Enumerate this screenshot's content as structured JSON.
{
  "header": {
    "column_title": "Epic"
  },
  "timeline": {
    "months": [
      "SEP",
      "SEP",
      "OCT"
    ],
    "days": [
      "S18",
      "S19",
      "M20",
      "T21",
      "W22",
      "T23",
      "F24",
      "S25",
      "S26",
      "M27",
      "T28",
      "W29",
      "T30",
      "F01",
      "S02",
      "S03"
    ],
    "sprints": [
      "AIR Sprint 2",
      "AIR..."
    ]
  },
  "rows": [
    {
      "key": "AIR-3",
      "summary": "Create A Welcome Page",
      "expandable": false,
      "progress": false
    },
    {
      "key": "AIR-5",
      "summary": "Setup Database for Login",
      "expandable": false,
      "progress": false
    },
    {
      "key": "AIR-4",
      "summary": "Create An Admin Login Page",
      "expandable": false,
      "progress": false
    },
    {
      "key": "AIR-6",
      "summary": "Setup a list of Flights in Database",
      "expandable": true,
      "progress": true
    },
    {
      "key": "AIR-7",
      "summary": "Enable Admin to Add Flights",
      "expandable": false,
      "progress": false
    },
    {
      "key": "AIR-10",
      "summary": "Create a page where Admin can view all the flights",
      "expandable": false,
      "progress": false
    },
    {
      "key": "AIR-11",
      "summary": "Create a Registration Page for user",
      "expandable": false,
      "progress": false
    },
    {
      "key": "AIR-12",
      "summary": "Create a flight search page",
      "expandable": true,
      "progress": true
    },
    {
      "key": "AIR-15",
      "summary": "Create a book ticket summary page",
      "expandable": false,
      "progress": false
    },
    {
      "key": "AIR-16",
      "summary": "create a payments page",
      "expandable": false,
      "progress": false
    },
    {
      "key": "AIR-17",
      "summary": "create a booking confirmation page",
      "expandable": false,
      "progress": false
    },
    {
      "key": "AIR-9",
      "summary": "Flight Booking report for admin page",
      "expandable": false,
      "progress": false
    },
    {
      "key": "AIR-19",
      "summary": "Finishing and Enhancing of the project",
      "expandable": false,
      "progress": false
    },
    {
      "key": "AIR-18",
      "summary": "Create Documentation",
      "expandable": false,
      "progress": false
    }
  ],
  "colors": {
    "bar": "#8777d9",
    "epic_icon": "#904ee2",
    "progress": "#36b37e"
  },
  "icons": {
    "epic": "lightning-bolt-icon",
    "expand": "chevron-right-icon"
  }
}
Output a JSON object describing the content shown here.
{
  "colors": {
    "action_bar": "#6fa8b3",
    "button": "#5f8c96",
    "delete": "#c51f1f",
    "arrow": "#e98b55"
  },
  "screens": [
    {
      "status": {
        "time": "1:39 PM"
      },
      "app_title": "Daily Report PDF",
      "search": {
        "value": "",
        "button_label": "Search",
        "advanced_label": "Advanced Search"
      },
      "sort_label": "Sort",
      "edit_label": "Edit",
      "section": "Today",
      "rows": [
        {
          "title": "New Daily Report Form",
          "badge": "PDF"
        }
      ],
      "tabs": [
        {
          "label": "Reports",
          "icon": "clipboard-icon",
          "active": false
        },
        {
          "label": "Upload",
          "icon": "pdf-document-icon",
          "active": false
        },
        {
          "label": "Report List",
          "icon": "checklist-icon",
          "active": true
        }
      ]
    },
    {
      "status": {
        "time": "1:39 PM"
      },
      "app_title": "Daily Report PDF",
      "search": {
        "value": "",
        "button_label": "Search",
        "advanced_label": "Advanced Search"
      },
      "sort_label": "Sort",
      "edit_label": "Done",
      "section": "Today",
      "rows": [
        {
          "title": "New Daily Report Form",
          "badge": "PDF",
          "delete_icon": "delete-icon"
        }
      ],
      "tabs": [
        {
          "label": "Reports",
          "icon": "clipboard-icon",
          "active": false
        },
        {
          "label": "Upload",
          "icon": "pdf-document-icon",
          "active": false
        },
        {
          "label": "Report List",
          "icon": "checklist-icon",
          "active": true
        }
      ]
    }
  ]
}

GIVEN PROBLEM -> Make an exact copy of all the data.

RESPONSE BELOW ->
Enumerate this screenshot's content as structured JSON.
{
  "header": {
    "column_title": "Epic"
  },
  "timeline": {
    "months": [
      "SEP",
      "SEP",
      "OCT"
    ],
    "days": [
      "S18",
      "S19",
      "M20",
      "T21",
      "W22",
      "T23",
      "F24",
      "S25",
      "S26",
      "M27",
      "T28",
      "W29",
      "T30",
      "F01",
      "S02",
      "S03"
    ],
    "sprints": [
      "AIR Sprint 2",
      "AIR..."
    ]
  },
  "rows": [
    {
      "key": "AIR-3",
      "summary": "Create A Welcome Page",
      "expandable": false,
      "progress": false
    },
    {
      "key": "AIR-5",
      "summary": "Setup Database for Login",
      "expandable": false,
      "progress": false
    },
    {
      "key": "AIR-4",
      "summary": "Create An Admin Login Page",
      "expandable": false,
      "progress": false
    },
    {
      "key": "AIR-6",
      "summary": "Setup a list of Flights in Database",
      "expandable": true,
      "progress": true
    },
    {
      "key": "AIR-7",
      "summary": "Enable Admin to Add Flights",
      "expandable": false,
      "progress": false
    },
    {
      "key": "AIR-10",
      "summary": "Create a page where Admin can view all the flights",
      "expandable": false,
      "progress": false
    },
    {
      "key": "AIR-11",
      "summary": "Create a Registration Page for user",
      "expandable": false,
      "progress": false
    },
    {
      "key": "AIR-12",
      "summary": "Create a flight search page",
      "expandable": true,
      "progress": true
    },
    {
      "key": "AIR-15",
      "summary": "Create a book ticket summary page",
      "expandable": false,
      "progress": false
    },
    {
      "key": "AIR-16",
      "summary": "create a payments page",
      "expandable": false,
      "progress": false
    },
    {
      "key": "AIR-17",
      "summary": "create a booking confirmation page",
      "expandable": false,
      "progress": false
    },
    {
      "key": "AIR-9",
      "summary": "Flight Booking report for admin page",
      "expandable": false,
      "progress": false
    },
    {
      "key": "AIR-19",
      "summary": "Finishing and Enhancing of the project",
      "expandable": false,
      "progress": false
    },
    {
      "key": "AIR-18",
      "summary": "Create Documentation",
      "expandable": false,
      "progress": false
    }
  ],
  "colors": {
    "bar": "#8777d9",
    "epic_icon": "#904ee2",
    "progress": "#36b37e"
  },
  "icons": {
    "epic": "lightning-bolt-icon",
    "expand": "chevron-right-icon"
  }
}
Output a JSON object describing the content shown here.
{
  "colors": {
    "action_bar": "#6fa8b3",
    "button": "#5f8c96",
    "delete": "#c51f1f",
    "arrow": "#e98b55"
  },
  "screens": [
    {
      "status": {
        "time": "1:39 PM"
      },
      "app_title": "Daily Report PDF",
      "search": {
        "value": "",
        "button_label": "Search",
        "advanced_label": "Advanced Search"
      },
      "sort_label": "Sort",
      "edit_label": "Edit",
      "section": "Today",
      "rows": [
        {
          "title": "New Daily Report Form",
          "badge": "PDF"
        }
      ],
      "tabs": [
        {
          "label": "Reports",
          "icon": "clipboard-icon",
          "active": false
        },
        {
          "label": "Upload",
          "icon": "pdf-document-icon",
          "active": false
        },
        {
          "label": "Report List",
          "icon": "checklist-icon",
          "active": true
        }
      ]
    },
    {
      "status": {
        "time": "1:39 PM"
      },
      "app_title": "Daily Report PDF",
      "search": {
        "value": "",
        "button_label": "Search",
        "advanced_label": "Advanced Search"
      },
      "sort_label": "Sort",
      "edit_label": "Done",
      "section": "Today",
      "rows": [
        {
          "title": "New Daily Report Form",
          "badge": "PDF",
          "delete_icon": "delete-icon"
        }
      ],
      "tabs": [
        {
          "label": "Reports",
          "icon": "clipboard-icon",
          "active": false
        },
        {
          "label": "Upload",
          "icon": "pdf-document-icon",
          "active": false
        },
        {
          "label": "Report List",
          "icon": "checklist-icon",
          "active": true
        }
      ]
    }
  ]
}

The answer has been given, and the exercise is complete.